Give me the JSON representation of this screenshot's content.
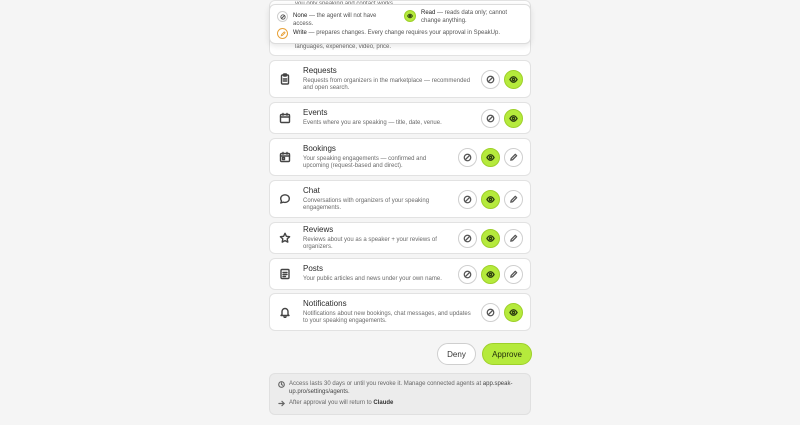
{
  "legend": {
    "none": {
      "label": "None",
      "text": " — the agent will not have access."
    },
    "read": {
      "label": "Read",
      "text": " — reads data only; cannot change anything."
    },
    "write": {
      "label": "Write",
      "text": " — prepares changes. Every change requires your approval in SpeakUp."
    }
  },
  "peek": {
    "line_top": "you only speaking and contact works",
    "line_bottom": "languages, experience, video, price."
  },
  "sections": [
    {
      "title": "Requests",
      "desc": "Requests from organizers in the marketplace — recommended and open search.",
      "icon": "clipboard-icon"
    },
    {
      "title": "Events",
      "desc": "Events where you are speaking — title, date, venue.",
      "icon": "calendar-icon"
    },
    {
      "title": "Bookings",
      "desc": "Your speaking engagements — confirmed and upcoming (request-based and direct).",
      "icon": "calendar-check-icon"
    },
    {
      "title": "Chat",
      "desc": "Conversations with organizers of your speaking engagements.",
      "icon": "chat-bubble-icon"
    },
    {
      "title": "Reviews",
      "desc": "Reviews about you as a speaker + your reviews of organizers.",
      "icon": "star-icon"
    },
    {
      "title": "Posts",
      "desc": "Your public articles and news under your own name.",
      "icon": "document-icon"
    },
    {
      "title": "Notifications",
      "desc": "Notifications about new bookings, chat messages, and updates to your speaking engagements.",
      "icon": "bell-icon"
    }
  ],
  "actions": {
    "deny": "Deny",
    "approve": "Approve"
  },
  "info": {
    "access_text": "Access lasts 30 days or until you revoke it. Manage connected agents at ",
    "access_link": "app.speak-up.pro/settings/agents",
    "access_end": ".",
    "return_text": "After approval you will return to ",
    "return_app": "Claude"
  },
  "colors": {
    "accent": "#b5ea3c",
    "write_accent": "#e8a23a"
  }
}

* **To do**
Which lines hold the string "speaking"? Copy all of them from the data above.

* **Finished task**
    "line_top": "you only speaking and contact works",
      "desc": "Events where you are speaking — title, date, venue.",
      "desc": "Your speaking engagements — confirmed and upcoming (request-based and direct).",
      "desc": "Conversations with organizers of your speaking engagements.",
      "desc": "Notifications about new bookings, chat messages, and updates to your speaking engagements.",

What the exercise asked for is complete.